#### WHAT IS REQUIRED
Transcribe the records below exactly as they appear, omitting any pictures.

#### EXTRACTED INFORMATION
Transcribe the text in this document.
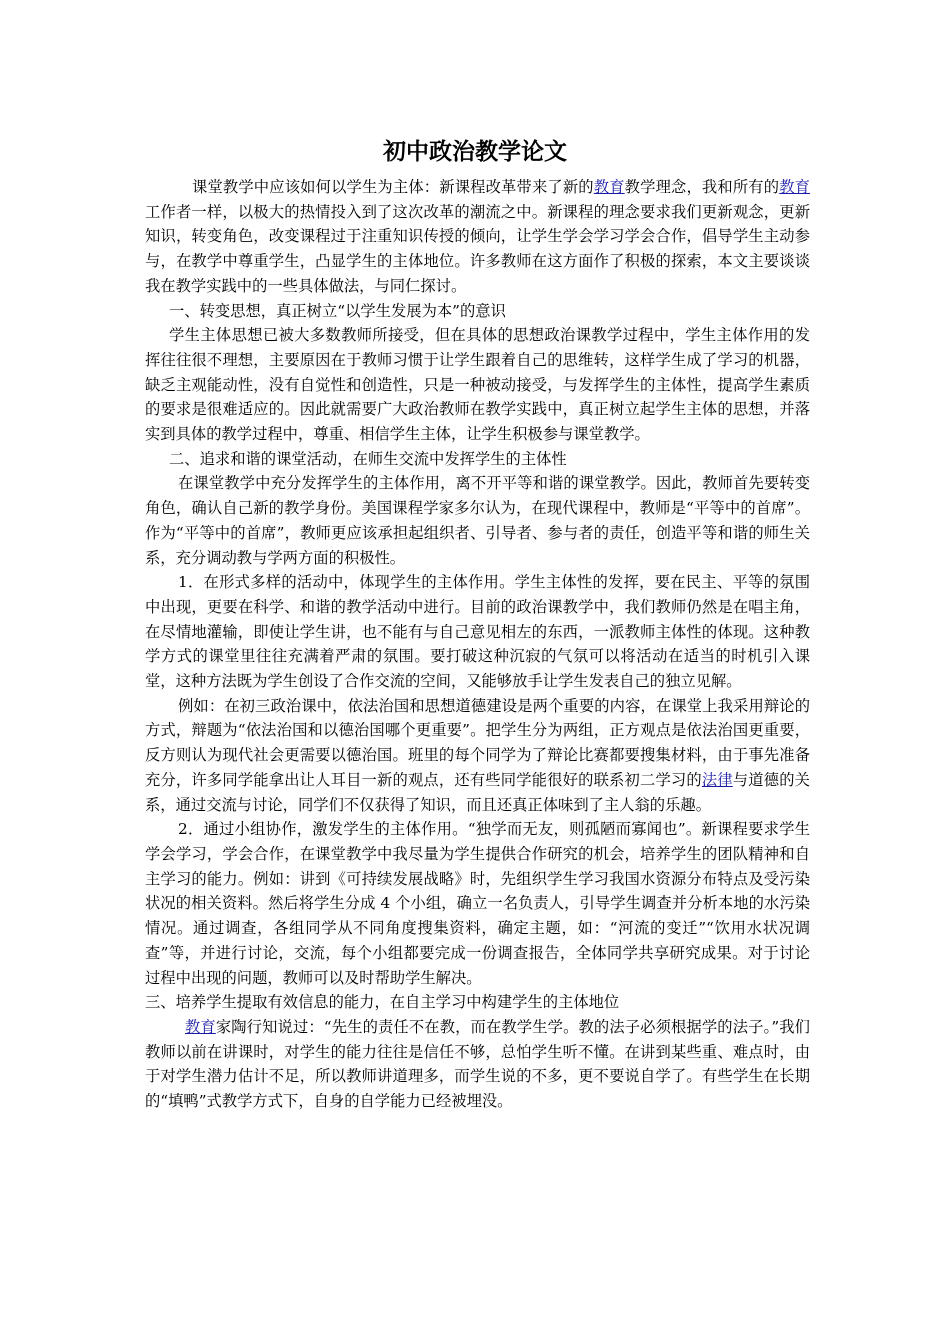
初中政治教学论文

课堂教学中应该如何以学生为主体：新课程改革带来了新的教育教学理念，我和所有的教育工作者一样，以极大的热情投入到了这次改革的潮流之中。新课程的理念要求我们更新观念，更新知识，转变角色，改变课程过于注重知识传授的倾向，让学生学会学习学会合作，倡导学生主动参与，在教学中尊重学生，凸显学生的主体地位。许多教师在这方面作了积极的探索，本文主要谈谈我在教学实践中的一些具体做法，与同仁探讨。

一、转变思想，真正树立“以学生发展为本”的意识

学生主体思想已被大多数教师所接受，但在具体的思想政治课教学过程中，学生主体作用的发挥往往很不理想，主要原因在于教师习惯于让学生跟着自己的思维转，这样学生成了学习的机器，缺乏主观能动性，没有自觉性和创造性，只是一种被动接受，与发挥学生的主体性，提高学生素质的要求是很难适应的。因此就需要广大政治教师在教学实践中，真正树立起学生主体的思想，并落实到具体的教学过程中，尊重、相信学生主体，让学生积极参与课堂教学。

二、追求和谐的课堂活动，在师生交流中发挥学生的主体性

在课堂教学中充分发挥学生的主体作用，离不开平等和谐的课堂教学。因此，教师首先要转变角色，确认自己新的教学身份。美国课程学家多尔认为，在现代课程中，教师是“平等中的首席”。作为“平等中的首席”，教师更应该承担起组织者、引导者、参与者的责任，创造平等和谐的师生关系，充分调动教与学两方面的积极性。

1．在形式多样的活动中，体现学生的主体作用。学生主体性的发挥，要在民主、平等的氛围中出现，更要在科学、和谐的教学活动中进行。目前的政治课教学中，我们教师仍然是在唱主角，在尽情地灌输，即使让学生讲，也不能有与自己意见相左的东西，一派教师主体性的体现。这种教学方式的课堂里往往充满着严肃的氛围。要打破这种沉寂的气氛可以将活动在适当的时机引入课堂，这种方法既为学生创设了合作交流的空间，又能够放手让学生发表自己的独立见解。

例如：在初三政治课中，依法治国和思想道德建设是两个重要的内容，在课堂上我采用辩论的方式，辩题为“依法治国和以德治国哪个更重要”。把学生分为两组，正方观点是依法治国更重要，反方则认为现代社会更需要以德治国。班里的每个同学为了辩论比赛都要搜集材料，由于事先准备充分，许多同学能拿出让人耳目一新的观点，还有些同学能很好的联系初二学习的法律与道德的关系，通过交流与讨论，同学们不仅获得了知识，而且还真正体味到了主人翁的乐趣。

2．通过小组协作，激发学生的主体作用。“独学而无友，则孤陋而寡闻也”。新课程要求学生学会学习，学会合作，在课堂教学中我尽量为学生提供合作研究的机会，培养学生的团队精神和自主学习的能力。例如：讲到《可持续发展战略》时，先组织学生学习我国水资源分布特点及受污染状况的相关资料。然后将学生分成 4 个小组，确立一名负责人，引导学生调查并分析本地的水污染情况。通过调查，各组同学从不同角度搜集资料，确定主题，如：“河流的变迁”“饮用水状况调查”等，并进行讨论，交流，每个小组都要完成一份调查报告，全体同学共享研究成果。对于讨论过程中出现的问题，教师可以及时帮助学生解决。

三、培养学生提取有效信息的能力，在自主学习中构建学生的主体地位

教育家陶行知说过：“先生的责任不在教，而在教学生学。教的法子必须根据学的法子。”我们教师以前在讲课时，对学生的能力往往是信任不够，总怕学生听不懂。在讲到某些重、难点时，由于对学生潜力估计不足，所以教师讲道理多，而学生说的不多，更不要说自学了。有些学生在长期的“填鸭”式教学方式下，自身的自学能力已经被埋没。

#### RESULT
Transcribe the text in this document.
初中政治教学论文

课堂教学中应该如何以学生为主体：新课程改革带来了新的教育教学理念，我和所有的教育工作者一样，以极大的热情投入到了这次改革的潮流之中。新课程的理念要求我们更新观念，更新知识，转变角色，改变课程过于注重知识传授的倾向，让学生学会学习学会合作，倡导学生主动参与，在教学中尊重学生，凸显学生的主体地位。许多教师在这方面作了积极的探索，本文主要谈谈我在教学实践中的一些具体做法，与同仁探讨。

一、转变思想，真正树立“以学生发展为本”的意识

学生主体思想已被大多数教师所接受，但在具体的思想政治课教学过程中，学生主体作用的发挥往往很不理想，主要原因在于教师习惯于让学生跟着自己的思维转，这样学生成了学习的机器，缺乏主观能动性，没有自觉性和创造性，只是一种被动接受，与发挥学生的主体性，提高学生素质的要求是很难适应的。因此就需要广大政治教师在教学实践中，真正树立起学生主体的思想，并落实到具体的教学过程中，尊重、相信学生主体，让学生积极参与课堂教学。

二、追求和谐的课堂活动，在师生交流中发挥学生的主体性

在课堂教学中充分发挥学生的主体作用，离不开平等和谐的课堂教学。因此，教师首先要转变角色，确认自己新的教学身份。美国课程学家多尔认为，在现代课程中，教师是“平等中的首席”。作为“平等中的首席”，教师更应该承担起组织者、引导者、参与者的责任，创造平等和谐的师生关系，充分调动教与学两方面的积极性。

1．在形式多样的活动中，体现学生的主体作用。学生主体性的发挥，要在民主、平等的氛围中出现，更要在科学、和谐的教学活动中进行。目前的政治课教学中，我们教师仍然是在唱主角，在尽情地灌输，即使让学生讲，也不能有与自己意见相左的东西，一派教师主体性的体现。这种教学方式的课堂里往往充满着严肃的氛围。要打破这种沉寂的气氛可以将活动在适当的时机引入课堂，这种方法既为学生创设了合作交流的空间，又能够放手让学生发表自己的独立见解。

例如：在初三政治课中，依法治国和思想道德建设是两个重要的内容，在课堂上我采用辩论的方式，辩题为“依法治国和以德治国哪个更重要”。把学生分为两组，正方观点是依法治国更重要，反方则认为现代社会更需要以德治国。班里的每个同学为了辩论比赛都要搜集材料，由于事先准备充分，许多同学能拿出让人耳目一新的观点，还有些同学能很好的联系初二学习的法律与道德的关系，通过交流与讨论，同学们不仅获得了知识，而且还真正体味到了主人翁的乐趣。

2．通过小组协作，激发学生的主体作用。“独学而无友，则孤陋而寡闻也”。新课程要求学生学会学习，学会合作，在课堂教学中我尽量为学生提供合作研究的机会，培养学生的团队精神和自主学习的能力。例如：讲到《可持续发展战略》时，先组织学生学习我国水资源分布特点及受污染状况的相关资料。然后将学生分成 4 个小组，确立一名负责人，引导学生调查并分析本地的水污染情况。通过调查，各组同学从不同角度搜集资料，确定主题，如：“河流的变迁”“饮用水状况调查”等，并进行讨论，交流，每个小组都要完成一份调查报告，全体同学共享研究成果。对于讨论过程中出现的问题，教师可以及时帮助学生解决。

三、培养学生提取有效信息的能力，在自主学习中构建学生的主体地位

教育家陶行知说过：“先生的责任不在教，而在教学生学。教的法子必须根据学的法子。”我们教师以前在讲课时，对学生的能力往往是信任不够，总怕学生听不懂。在讲到某些重、难点时，由于对学生潜力估计不足，所以教师讲道理多，而学生说的不多，更不要说自学了。有些学生在长期的“填鸭”式教学方式下，自身的自学能力已经被埋没。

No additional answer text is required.